[Problem requirements] Output the records word for word, starting at their first line and ending with the line that contains "grinning-squinting-face-emoji bbox=[310, 180, 329, 200]", with both of those lines included.

Element boundary records:
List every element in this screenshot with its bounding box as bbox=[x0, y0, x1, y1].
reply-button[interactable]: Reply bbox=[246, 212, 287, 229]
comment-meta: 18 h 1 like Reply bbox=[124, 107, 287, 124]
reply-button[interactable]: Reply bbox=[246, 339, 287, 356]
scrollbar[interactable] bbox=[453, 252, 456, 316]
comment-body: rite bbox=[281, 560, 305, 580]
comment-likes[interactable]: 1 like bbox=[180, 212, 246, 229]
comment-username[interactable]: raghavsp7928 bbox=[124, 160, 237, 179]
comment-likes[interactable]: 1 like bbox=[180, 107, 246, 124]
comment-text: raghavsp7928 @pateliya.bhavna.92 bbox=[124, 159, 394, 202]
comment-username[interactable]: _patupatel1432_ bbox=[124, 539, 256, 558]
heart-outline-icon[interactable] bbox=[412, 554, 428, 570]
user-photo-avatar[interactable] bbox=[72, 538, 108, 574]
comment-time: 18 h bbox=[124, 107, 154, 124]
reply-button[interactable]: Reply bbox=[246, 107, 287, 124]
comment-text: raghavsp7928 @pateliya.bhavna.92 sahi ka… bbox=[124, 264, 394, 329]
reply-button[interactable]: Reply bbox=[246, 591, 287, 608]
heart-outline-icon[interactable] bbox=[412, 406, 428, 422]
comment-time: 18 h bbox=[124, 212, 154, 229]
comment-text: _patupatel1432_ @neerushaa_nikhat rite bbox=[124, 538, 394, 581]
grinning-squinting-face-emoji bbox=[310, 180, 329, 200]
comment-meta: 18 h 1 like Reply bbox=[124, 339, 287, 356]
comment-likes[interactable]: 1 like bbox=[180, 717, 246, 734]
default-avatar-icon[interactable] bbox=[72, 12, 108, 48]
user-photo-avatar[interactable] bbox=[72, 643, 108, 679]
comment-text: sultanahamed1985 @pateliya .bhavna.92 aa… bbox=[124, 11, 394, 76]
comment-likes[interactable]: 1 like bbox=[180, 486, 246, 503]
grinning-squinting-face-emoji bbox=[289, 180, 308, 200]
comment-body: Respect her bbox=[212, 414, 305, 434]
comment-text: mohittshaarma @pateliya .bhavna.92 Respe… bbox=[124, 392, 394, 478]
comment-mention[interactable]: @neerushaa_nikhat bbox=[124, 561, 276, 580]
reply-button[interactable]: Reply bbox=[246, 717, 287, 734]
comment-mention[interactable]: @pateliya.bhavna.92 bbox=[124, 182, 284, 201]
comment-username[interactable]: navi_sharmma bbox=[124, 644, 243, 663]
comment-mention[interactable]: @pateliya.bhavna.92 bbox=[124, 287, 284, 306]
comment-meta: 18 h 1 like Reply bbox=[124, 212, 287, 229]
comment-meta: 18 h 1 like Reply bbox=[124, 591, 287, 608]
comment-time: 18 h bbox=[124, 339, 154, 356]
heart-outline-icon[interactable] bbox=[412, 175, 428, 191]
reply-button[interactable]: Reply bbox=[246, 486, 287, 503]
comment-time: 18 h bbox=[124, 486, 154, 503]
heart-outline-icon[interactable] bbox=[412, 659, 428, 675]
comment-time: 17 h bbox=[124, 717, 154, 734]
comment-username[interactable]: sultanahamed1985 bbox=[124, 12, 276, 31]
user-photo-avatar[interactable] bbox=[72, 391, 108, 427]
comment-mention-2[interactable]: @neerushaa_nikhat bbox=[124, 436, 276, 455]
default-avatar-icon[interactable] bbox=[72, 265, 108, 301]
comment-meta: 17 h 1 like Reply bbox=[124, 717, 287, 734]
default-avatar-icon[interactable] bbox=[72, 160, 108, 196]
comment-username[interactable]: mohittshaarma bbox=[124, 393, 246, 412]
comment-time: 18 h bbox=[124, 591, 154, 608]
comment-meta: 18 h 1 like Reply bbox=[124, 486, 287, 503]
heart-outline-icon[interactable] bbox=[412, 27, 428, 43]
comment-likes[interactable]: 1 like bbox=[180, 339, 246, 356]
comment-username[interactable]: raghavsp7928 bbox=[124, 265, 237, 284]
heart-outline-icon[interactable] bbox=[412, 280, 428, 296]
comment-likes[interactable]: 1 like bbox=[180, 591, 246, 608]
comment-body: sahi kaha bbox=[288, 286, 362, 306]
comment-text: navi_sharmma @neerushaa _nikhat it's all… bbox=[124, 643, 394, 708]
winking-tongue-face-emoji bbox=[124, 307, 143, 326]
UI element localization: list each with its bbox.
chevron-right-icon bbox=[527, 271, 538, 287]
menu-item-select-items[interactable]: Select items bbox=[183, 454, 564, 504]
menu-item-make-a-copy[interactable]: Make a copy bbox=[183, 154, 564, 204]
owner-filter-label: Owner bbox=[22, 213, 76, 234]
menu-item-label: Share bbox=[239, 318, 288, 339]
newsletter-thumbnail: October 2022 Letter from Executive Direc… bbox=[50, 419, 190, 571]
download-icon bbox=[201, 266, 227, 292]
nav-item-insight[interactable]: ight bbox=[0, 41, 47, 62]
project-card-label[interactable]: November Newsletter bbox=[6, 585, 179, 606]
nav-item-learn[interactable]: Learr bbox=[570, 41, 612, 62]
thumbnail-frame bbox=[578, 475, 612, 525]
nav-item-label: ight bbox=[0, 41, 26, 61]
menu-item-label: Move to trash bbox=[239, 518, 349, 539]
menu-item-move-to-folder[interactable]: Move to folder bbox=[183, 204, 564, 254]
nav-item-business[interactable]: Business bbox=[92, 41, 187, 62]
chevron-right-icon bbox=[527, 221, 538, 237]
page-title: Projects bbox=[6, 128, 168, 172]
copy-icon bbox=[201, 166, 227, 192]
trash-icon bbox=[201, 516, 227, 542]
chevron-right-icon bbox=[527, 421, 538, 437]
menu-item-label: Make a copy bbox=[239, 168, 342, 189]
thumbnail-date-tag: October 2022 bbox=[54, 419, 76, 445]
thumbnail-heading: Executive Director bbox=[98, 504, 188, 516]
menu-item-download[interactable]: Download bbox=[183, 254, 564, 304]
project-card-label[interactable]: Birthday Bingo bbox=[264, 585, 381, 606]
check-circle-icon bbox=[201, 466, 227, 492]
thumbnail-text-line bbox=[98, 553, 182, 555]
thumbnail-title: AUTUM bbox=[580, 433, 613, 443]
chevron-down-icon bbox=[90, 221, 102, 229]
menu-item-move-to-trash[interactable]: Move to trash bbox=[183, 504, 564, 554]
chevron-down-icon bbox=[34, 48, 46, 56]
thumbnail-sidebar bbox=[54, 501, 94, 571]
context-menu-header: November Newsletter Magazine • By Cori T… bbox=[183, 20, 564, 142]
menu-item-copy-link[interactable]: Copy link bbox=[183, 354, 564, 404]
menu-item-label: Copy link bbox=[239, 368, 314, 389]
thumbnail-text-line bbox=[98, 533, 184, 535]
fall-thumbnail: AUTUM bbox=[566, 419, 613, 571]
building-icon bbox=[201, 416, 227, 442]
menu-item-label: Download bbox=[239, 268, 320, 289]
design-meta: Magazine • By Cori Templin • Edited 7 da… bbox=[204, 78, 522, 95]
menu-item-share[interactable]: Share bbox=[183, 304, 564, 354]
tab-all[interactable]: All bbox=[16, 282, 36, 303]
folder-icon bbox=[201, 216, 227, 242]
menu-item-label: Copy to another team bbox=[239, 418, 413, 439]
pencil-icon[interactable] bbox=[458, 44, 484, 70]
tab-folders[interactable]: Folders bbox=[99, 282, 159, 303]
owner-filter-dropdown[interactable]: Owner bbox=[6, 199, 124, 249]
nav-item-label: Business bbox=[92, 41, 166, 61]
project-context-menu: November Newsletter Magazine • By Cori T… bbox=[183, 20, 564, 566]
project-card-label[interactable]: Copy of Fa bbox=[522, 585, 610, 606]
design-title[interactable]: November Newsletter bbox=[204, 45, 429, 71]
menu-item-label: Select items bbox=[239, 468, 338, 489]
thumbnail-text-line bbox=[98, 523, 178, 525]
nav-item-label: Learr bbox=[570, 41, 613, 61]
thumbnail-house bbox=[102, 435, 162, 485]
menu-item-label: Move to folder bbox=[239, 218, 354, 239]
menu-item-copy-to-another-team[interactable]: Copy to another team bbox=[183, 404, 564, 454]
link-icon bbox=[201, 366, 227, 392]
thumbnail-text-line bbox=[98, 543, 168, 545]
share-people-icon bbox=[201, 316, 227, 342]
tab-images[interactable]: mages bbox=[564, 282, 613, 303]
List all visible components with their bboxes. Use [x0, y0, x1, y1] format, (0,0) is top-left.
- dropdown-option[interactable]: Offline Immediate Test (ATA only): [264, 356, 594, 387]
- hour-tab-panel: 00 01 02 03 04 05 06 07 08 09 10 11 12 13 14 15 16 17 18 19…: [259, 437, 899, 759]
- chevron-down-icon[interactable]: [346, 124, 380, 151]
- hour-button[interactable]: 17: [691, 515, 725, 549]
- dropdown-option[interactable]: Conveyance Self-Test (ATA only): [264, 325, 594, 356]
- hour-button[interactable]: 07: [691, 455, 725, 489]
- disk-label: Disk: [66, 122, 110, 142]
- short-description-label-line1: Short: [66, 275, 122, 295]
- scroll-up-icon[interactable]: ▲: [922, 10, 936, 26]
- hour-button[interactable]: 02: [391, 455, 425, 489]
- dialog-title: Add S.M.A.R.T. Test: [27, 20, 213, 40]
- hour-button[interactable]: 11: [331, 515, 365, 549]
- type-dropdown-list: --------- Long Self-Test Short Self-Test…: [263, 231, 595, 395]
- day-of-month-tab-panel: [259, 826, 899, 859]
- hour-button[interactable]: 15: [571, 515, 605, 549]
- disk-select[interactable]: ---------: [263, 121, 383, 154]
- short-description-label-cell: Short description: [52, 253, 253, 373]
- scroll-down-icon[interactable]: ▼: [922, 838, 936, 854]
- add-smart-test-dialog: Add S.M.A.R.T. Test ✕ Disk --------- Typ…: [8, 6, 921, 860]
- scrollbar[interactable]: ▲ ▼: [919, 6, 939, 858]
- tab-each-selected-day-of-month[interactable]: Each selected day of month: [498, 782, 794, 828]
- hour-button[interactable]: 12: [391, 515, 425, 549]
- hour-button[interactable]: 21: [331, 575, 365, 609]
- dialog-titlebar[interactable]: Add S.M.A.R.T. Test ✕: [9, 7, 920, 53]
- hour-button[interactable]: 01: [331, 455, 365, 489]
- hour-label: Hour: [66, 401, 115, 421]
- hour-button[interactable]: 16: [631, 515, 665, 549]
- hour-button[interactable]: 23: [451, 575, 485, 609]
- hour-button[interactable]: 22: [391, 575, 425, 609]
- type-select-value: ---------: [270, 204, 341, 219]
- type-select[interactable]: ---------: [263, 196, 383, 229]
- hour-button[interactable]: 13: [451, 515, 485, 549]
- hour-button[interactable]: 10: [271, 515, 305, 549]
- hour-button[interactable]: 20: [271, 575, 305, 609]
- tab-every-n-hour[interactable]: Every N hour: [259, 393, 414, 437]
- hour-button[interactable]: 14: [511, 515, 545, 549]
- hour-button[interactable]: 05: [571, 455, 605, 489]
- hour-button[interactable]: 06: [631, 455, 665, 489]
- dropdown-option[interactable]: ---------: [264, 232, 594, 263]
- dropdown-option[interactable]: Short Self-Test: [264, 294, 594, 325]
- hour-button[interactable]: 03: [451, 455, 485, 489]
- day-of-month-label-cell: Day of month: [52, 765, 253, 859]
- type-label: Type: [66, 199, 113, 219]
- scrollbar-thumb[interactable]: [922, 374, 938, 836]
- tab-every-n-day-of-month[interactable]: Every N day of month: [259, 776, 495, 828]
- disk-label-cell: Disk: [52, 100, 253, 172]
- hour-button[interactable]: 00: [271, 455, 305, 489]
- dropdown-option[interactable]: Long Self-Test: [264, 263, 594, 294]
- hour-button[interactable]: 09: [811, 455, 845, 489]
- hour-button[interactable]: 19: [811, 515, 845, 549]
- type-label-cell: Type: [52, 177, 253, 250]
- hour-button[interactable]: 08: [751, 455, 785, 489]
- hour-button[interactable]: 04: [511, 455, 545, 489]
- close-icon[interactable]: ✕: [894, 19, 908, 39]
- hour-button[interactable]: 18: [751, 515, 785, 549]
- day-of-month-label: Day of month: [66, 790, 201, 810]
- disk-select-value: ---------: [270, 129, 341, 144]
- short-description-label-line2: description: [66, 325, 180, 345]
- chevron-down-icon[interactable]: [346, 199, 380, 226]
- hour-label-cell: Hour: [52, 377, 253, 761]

[Output of the exercise]
List every element in this screenshot with its bounding box as bbox=[x0, y0, x1, y1].
reply-button[interactable]: Reply bbox=[246, 212, 287, 229]
comment-meta: 18 h 1 like Reply bbox=[124, 107, 287, 124]
reply-button[interactable]: Reply bbox=[246, 339, 287, 356]
scrollbar[interactable] bbox=[453, 252, 456, 316]
comment-body: rite bbox=[281, 560, 305, 580]
comment-likes[interactable]: 1 like bbox=[180, 212, 246, 229]
comment-username[interactable]: raghavsp7928 bbox=[124, 160, 237, 179]
comment-likes[interactable]: 1 like bbox=[180, 107, 246, 124]
comment-text: raghavsp7928 @pateliya.bhavna.92 bbox=[124, 159, 394, 202]
comment-username[interactable]: _patupatel1432_ bbox=[124, 539, 256, 558]
heart-outline-icon[interactable] bbox=[412, 554, 428, 570]
user-photo-avatar[interactable] bbox=[72, 538, 108, 574]
comment-time: 18 h bbox=[124, 107, 154, 124]
reply-button[interactable]: Reply bbox=[246, 107, 287, 124]
comment-text: raghavsp7928 @pateliya.bhavna.92 sahi ka… bbox=[124, 264, 394, 329]
reply-button[interactable]: Reply bbox=[246, 591, 287, 608]
heart-outline-icon[interactable] bbox=[412, 406, 428, 422]
comment-time: 18 h bbox=[124, 212, 154, 229]
comment-text: _patupatel1432_ @neerushaa_nikhat rite bbox=[124, 538, 394, 581]
grinning-squinting-face-emoji bbox=[310, 180, 329, 200]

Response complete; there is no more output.